** Start **

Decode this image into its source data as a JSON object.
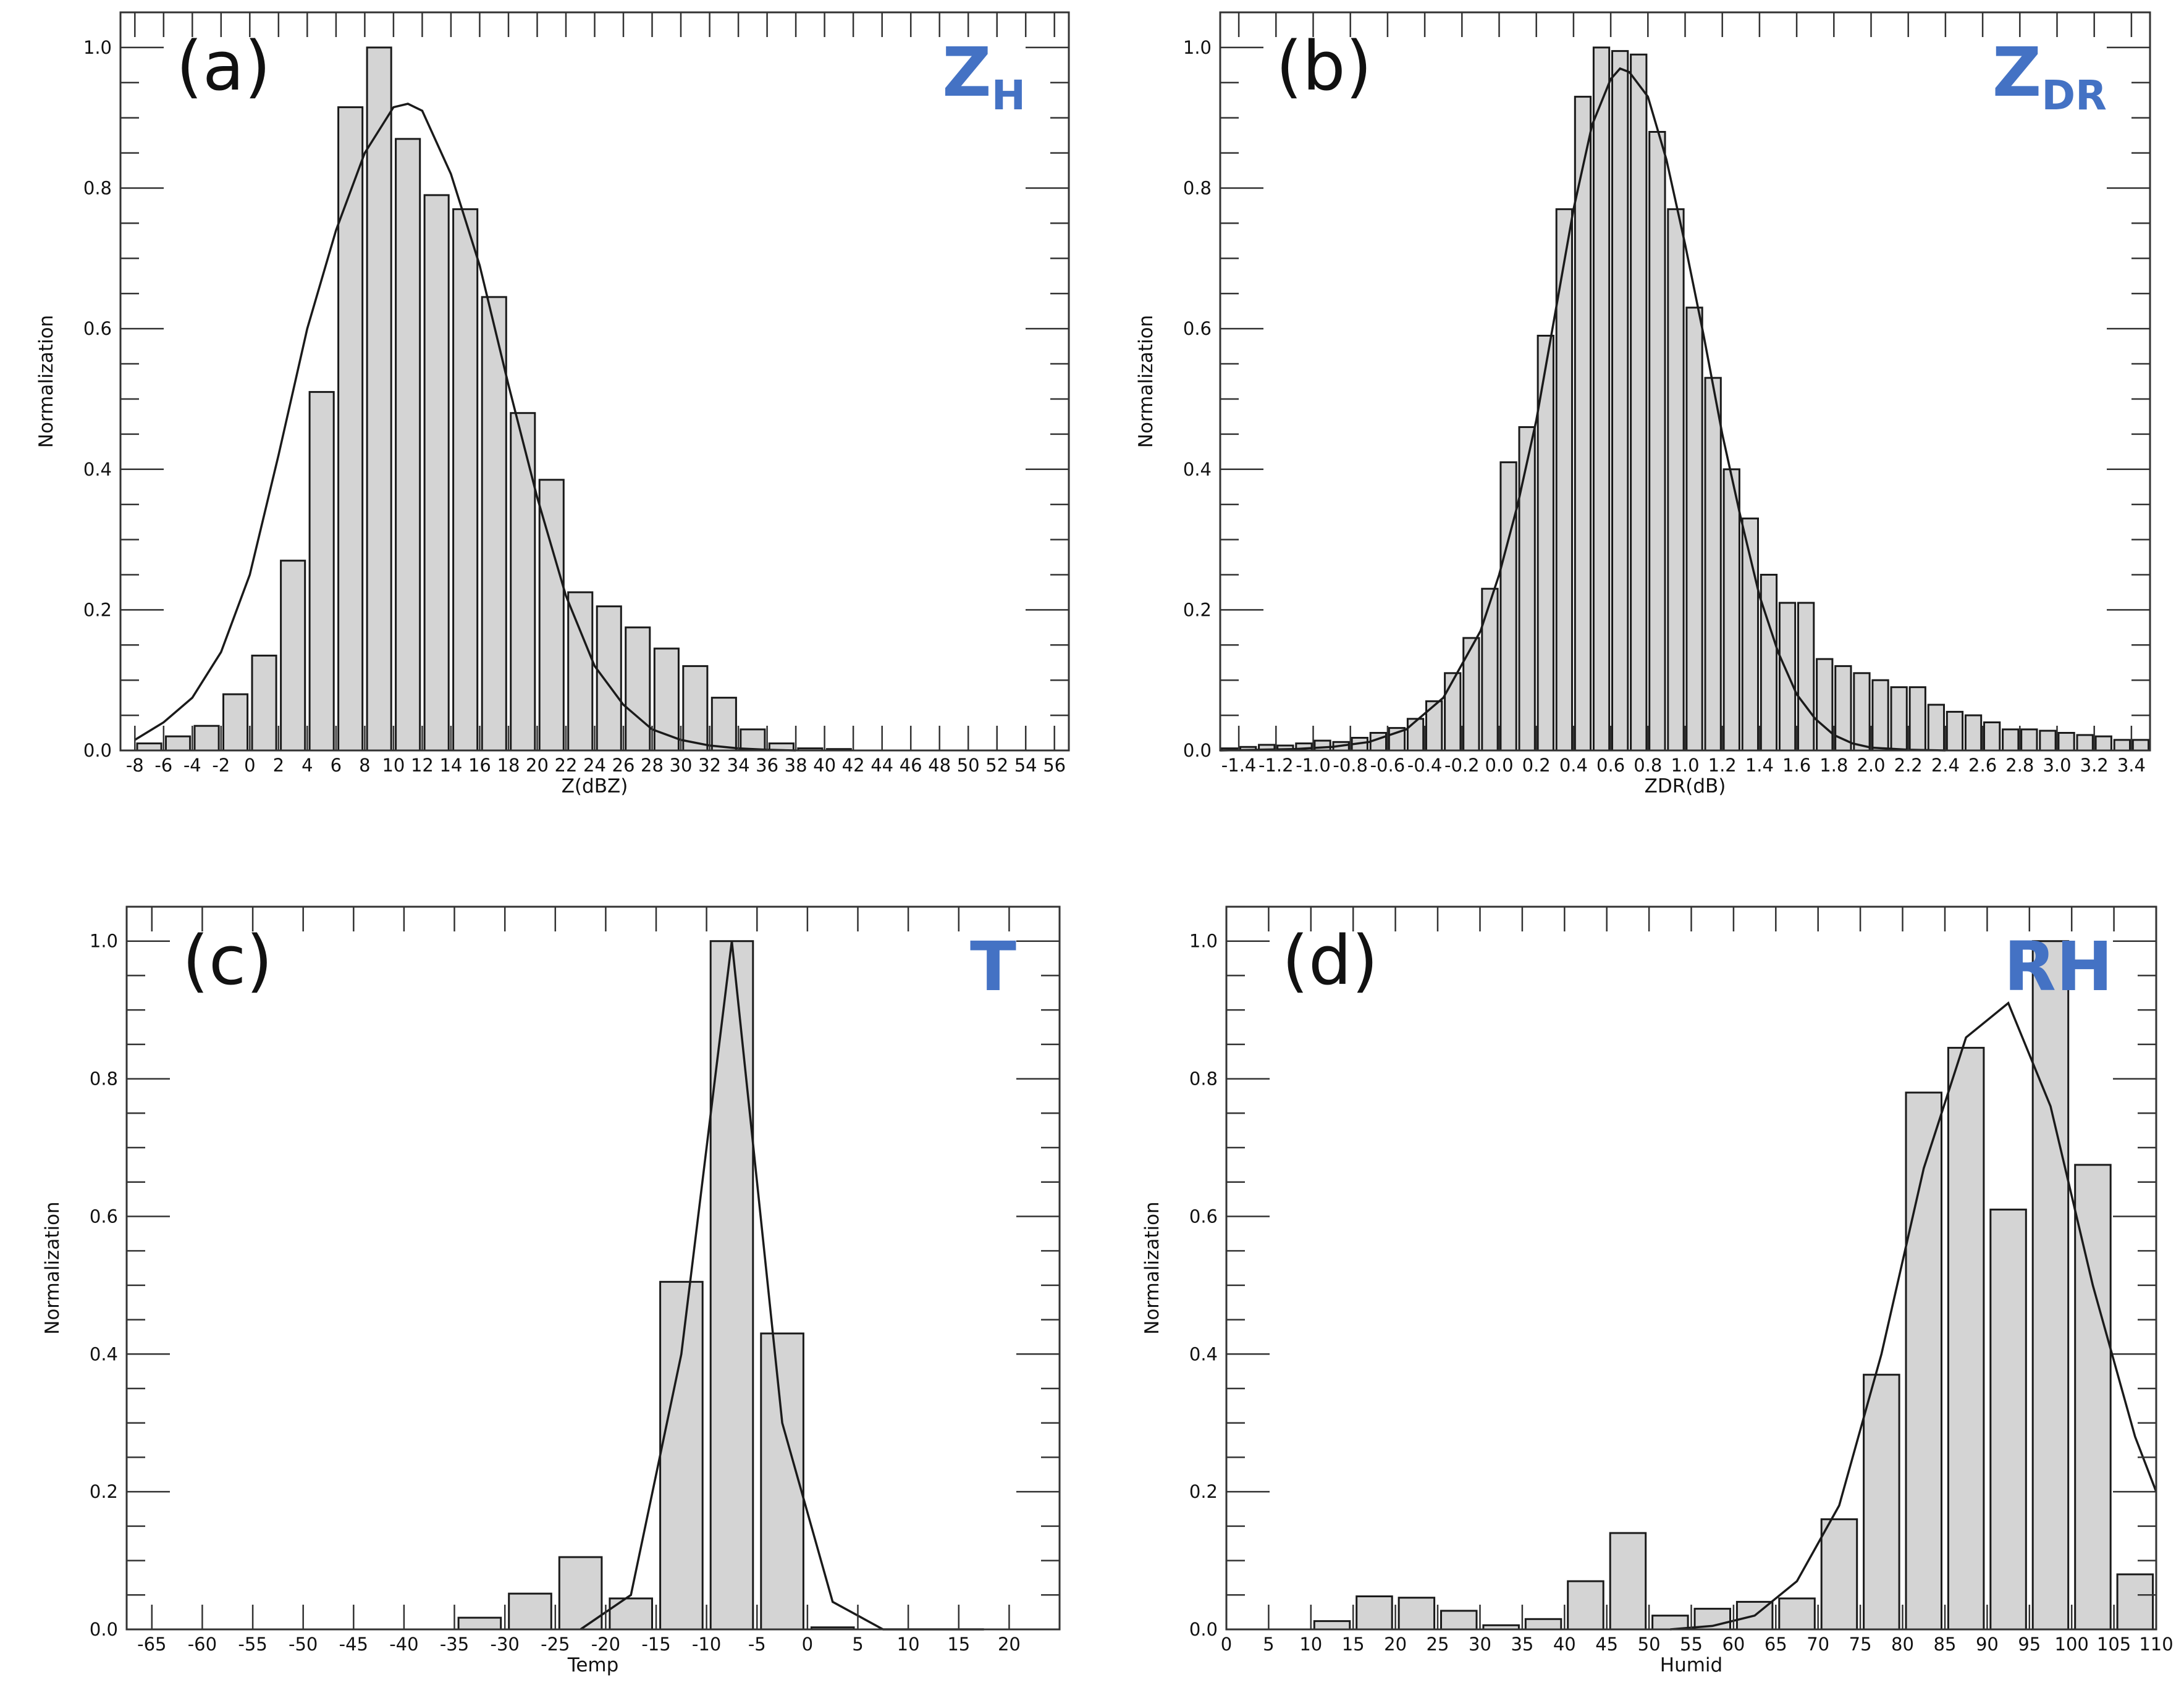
{
  "colors": {
    "bar_fill": "#d4d4d4",
    "bar_stroke": "#1a1a1a",
    "curve": "#1a1a1a",
    "var_label": "#4472c4",
    "axis": "#333333"
  },
  "chart_data": [
    {
      "type": "bar",
      "panel_label": "(a)",
      "var_label": {
        "main": "Z",
        "sub": "H"
      },
      "xlabel": "Z(dBZ)",
      "ylabel": "Normalization",
      "xlim": [
        -9,
        57
      ],
      "ylim": [
        0,
        1.05
      ],
      "xticks": [
        -8,
        -6,
        -4,
        -2,
        0,
        2,
        4,
        6,
        8,
        10,
        12,
        14,
        16,
        18,
        20,
        22,
        24,
        26,
        28,
        30,
        32,
        34,
        36,
        38,
        40,
        42,
        44,
        46,
        48,
        50,
        52,
        54,
        56
      ],
      "xtick_labels": [
        "-8",
        "-6",
        "-4",
        "-2",
        "0",
        "2",
        "4",
        "6",
        "8",
        "10",
        "12",
        "14",
        "16",
        "18",
        "20",
        "22",
        "24",
        "26",
        "28",
        "30",
        "32",
        "34",
        "36",
        "38",
        "40",
        "42",
        "44",
        "46",
        "48",
        "50",
        "52",
        "54",
        "56"
      ],
      "yticks": [
        0,
        0.2,
        0.4,
        0.6,
        0.8,
        1.0
      ],
      "ytick_labels": [
        "0.0",
        "0.2",
        "0.4",
        "0.6",
        "0.8",
        "1.0"
      ],
      "bin_width": 2,
      "x": [
        -7,
        -5,
        -3,
        -1,
        1,
        3,
        5,
        7,
        9,
        11,
        13,
        15,
        17,
        19,
        21,
        23,
        25,
        27,
        29,
        31,
        33,
        35,
        37,
        39,
        41
      ],
      "values": [
        0.01,
        0.02,
        0.035,
        0.08,
        0.135,
        0.27,
        0.51,
        0.915,
        1.0,
        0.87,
        0.79,
        0.77,
        0.645,
        0.48,
        0.385,
        0.225,
        0.205,
        0.175,
        0.145,
        0.12,
        0.075,
        0.03,
        0.01,
        0.003,
        0.002
      ],
      "curve": {
        "x": [
          -8,
          -6,
          -4,
          -2,
          0,
          2,
          4,
          6,
          8,
          10,
          11,
          12,
          14,
          16,
          18,
          20,
          22,
          24,
          26,
          28,
          30,
          32,
          34,
          36,
          38
        ],
        "y": [
          0.015,
          0.04,
          0.075,
          0.14,
          0.25,
          0.42,
          0.6,
          0.74,
          0.85,
          0.915,
          0.92,
          0.91,
          0.82,
          0.69,
          0.52,
          0.36,
          0.22,
          0.12,
          0.065,
          0.03,
          0.015,
          0.007,
          0.003,
          0.001,
          0.0
        ]
      }
    },
    {
      "type": "bar",
      "panel_label": "(b)",
      "var_label": {
        "main": "Z",
        "sub": "DR"
      },
      "xlabel": "ZDR(dB)",
      "ylabel": "Normalization",
      "xlim": [
        -1.5,
        3.5
      ],
      "ylim": [
        0,
        1.05
      ],
      "xticks": [
        -1.4,
        -1.2,
        -1.0,
        -0.8,
        -0.6,
        -0.4,
        -0.2,
        0.0,
        0.2,
        0.4,
        0.6,
        0.8,
        1.0,
        1.2,
        1.4,
        1.6,
        1.8,
        2.0,
        2.2,
        2.4,
        2.6,
        2.8,
        3.0,
        3.2,
        3.4
      ],
      "xtick_labels": [
        "-1.4",
        "-1.2",
        "-1.0",
        "-0.8",
        "-0.6",
        "-0.4",
        "-0.2",
        "0.0",
        "0.2",
        "0.4",
        "0.6",
        "0.8",
        "1.0",
        "1.2",
        "1.4",
        "1.6",
        "1.8",
        "2.0",
        "2.2",
        "2.4",
        "2.6",
        "2.8",
        "3.0",
        "3.2",
        "3.4"
      ],
      "yticks": [
        0,
        0.2,
        0.4,
        0.6,
        0.8,
        1.0
      ],
      "ytick_labels": [
        "0.0",
        "0.2",
        "0.4",
        "0.6",
        "0.8",
        "1.0"
      ],
      "bin_width": 0.1,
      "x": [
        -1.45,
        -1.35,
        -1.25,
        -1.15,
        -1.05,
        -0.95,
        -0.85,
        -0.75,
        -0.65,
        -0.55,
        -0.45,
        -0.35,
        -0.25,
        -0.15,
        -0.05,
        0.05,
        0.15,
        0.25,
        0.35,
        0.45,
        0.55,
        0.65,
        0.75,
        0.85,
        0.95,
        1.05,
        1.15,
        1.25,
        1.35,
        1.45,
        1.55,
        1.65,
        1.75,
        1.85,
        1.95,
        2.05,
        2.15,
        2.25,
        2.35,
        2.45,
        2.55,
        2.65,
        2.75,
        2.85,
        2.95,
        3.05,
        3.15,
        3.25,
        3.35,
        3.45
      ],
      "values": [
        0.003,
        0.005,
        0.008,
        0.007,
        0.01,
        0.014,
        0.012,
        0.018,
        0.025,
        0.032,
        0.045,
        0.07,
        0.11,
        0.16,
        0.23,
        0.41,
        0.46,
        0.59,
        0.77,
        0.93,
        1.0,
        0.995,
        0.99,
        0.88,
        0.77,
        0.63,
        0.53,
        0.4,
        0.33,
        0.25,
        0.21,
        0.21,
        0.13,
        0.12,
        0.11,
        0.1,
        0.09,
        0.09,
        0.065,
        0.055,
        0.05,
        0.04,
        0.03,
        0.03,
        0.028,
        0.025,
        0.022,
        0.02,
        0.015,
        0.015
      ],
      "curve": {
        "x": [
          -1.5,
          -1.3,
          -1.1,
          -0.9,
          -0.7,
          -0.5,
          -0.3,
          -0.1,
          0.0,
          0.1,
          0.2,
          0.3,
          0.4,
          0.5,
          0.6,
          0.65,
          0.7,
          0.8,
          0.9,
          1.0,
          1.1,
          1.2,
          1.3,
          1.4,
          1.5,
          1.6,
          1.7,
          1.8,
          1.9,
          2.0,
          2.2,
          2.4
        ],
        "y": [
          0.0,
          0.001,
          0.002,
          0.005,
          0.012,
          0.03,
          0.075,
          0.17,
          0.25,
          0.35,
          0.47,
          0.62,
          0.77,
          0.89,
          0.955,
          0.97,
          0.965,
          0.93,
          0.84,
          0.72,
          0.59,
          0.45,
          0.33,
          0.22,
          0.14,
          0.08,
          0.045,
          0.022,
          0.01,
          0.004,
          0.001,
          0.0
        ]
      }
    },
    {
      "type": "bar",
      "panel_label": "(c)",
      "var_label": {
        "main": "T",
        "sub": ""
      },
      "xlabel": "Temp",
      "ylabel": "Normalization",
      "xlim": [
        -67.5,
        25
      ],
      "ylim": [
        0,
        1.05
      ],
      "xticks": [
        -65,
        -60,
        -55,
        -50,
        -45,
        -40,
        -35,
        -30,
        -25,
        -20,
        -15,
        -10,
        -5,
        0,
        5,
        10,
        15,
        20
      ],
      "xtick_labels": [
        "-65",
        "-60",
        "-55",
        "-50",
        "-45",
        "-40",
        "-35",
        "-30",
        "-25",
        "-20",
        "-15",
        "-10",
        "-5",
        "0",
        "5",
        "10",
        "15",
        "20"
      ],
      "yticks": [
        0,
        0.2,
        0.4,
        0.6,
        0.8,
        1.0
      ],
      "ytick_labels": [
        "0.0",
        "0.2",
        "0.4",
        "0.6",
        "0.8",
        "1.0"
      ],
      "bin_width": 5,
      "x": [
        -32.5,
        -27.5,
        -22.5,
        -17.5,
        -12.5,
        -7.5,
        -2.5,
        2.5
      ],
      "values": [
        0.017,
        0.052,
        0.105,
        0.045,
        0.505,
        1.0,
        0.43,
        0.003
      ],
      "curve": {
        "x": [
          -22.5,
          -17.5,
          -12.5,
          -7.5,
          -2.5,
          2.5,
          7.5,
          12.5,
          17.5
        ],
        "y": [
          0.0,
          0.05,
          0.4,
          1.0,
          0.3,
          0.04,
          0.0,
          0.0,
          0.0
        ]
      }
    },
    {
      "type": "bar",
      "panel_label": "(d)",
      "var_label": {
        "main": "RH",
        "sub": ""
      },
      "xlabel": "Humid",
      "ylabel": "Normalization",
      "xlim": [
        0,
        110
      ],
      "ylim": [
        0,
        1.05
      ],
      "xticks": [
        0,
        5,
        10,
        15,
        20,
        25,
        30,
        35,
        40,
        45,
        50,
        55,
        60,
        65,
        70,
        75,
        80,
        85,
        90,
        95,
        100,
        105,
        110
      ],
      "xtick_labels": [
        "0",
        "5",
        "10",
        "15",
        "20",
        "25",
        "30",
        "35",
        "40",
        "45",
        "50",
        "55",
        "60",
        "65",
        "70",
        "75",
        "80",
        "85",
        "90",
        "95",
        "100",
        "105",
        "110"
      ],
      "yticks": [
        0,
        0.2,
        0.4,
        0.6,
        0.8,
        1.0
      ],
      "ytick_labels": [
        "0.0",
        "0.2",
        "0.4",
        "0.6",
        "0.8",
        "1.0"
      ],
      "bin_width": 5,
      "x": [
        12.5,
        17.5,
        22.5,
        27.5,
        32.5,
        37.5,
        42.5,
        47.5,
        52.5,
        57.5,
        62.5,
        67.5,
        72.5,
        77.5,
        82.5,
        87.5,
        92.5,
        97.5,
        102.5,
        107.5
      ],
      "values": [
        0.012,
        0.048,
        0.046,
        0.027,
        0.006,
        0.015,
        0.07,
        0.14,
        0.02,
        0.03,
        0.04,
        0.045,
        0.16,
        0.37,
        0.78,
        0.845,
        0.61,
        1.0,
        0.675,
        0.08
      ],
      "curve": {
        "x": [
          52.5,
          57.5,
          62.5,
          67.5,
          72.5,
          77.5,
          82.5,
          87.5,
          92.5,
          97.5,
          102.5,
          107.5,
          110
        ],
        "y": [
          0.0,
          0.005,
          0.02,
          0.07,
          0.18,
          0.4,
          0.67,
          0.86,
          0.91,
          0.76,
          0.5,
          0.28,
          0.2
        ]
      }
    }
  ]
}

** End **

Task requirements: From the entries above, return each line with the word "xlabel" in it.

Completed task:
      "xlabel": "Z(dBZ)",
      "xlabel": "ZDR(dB)",
      "xlabel": "Temp",
      "xlabel": "Humid",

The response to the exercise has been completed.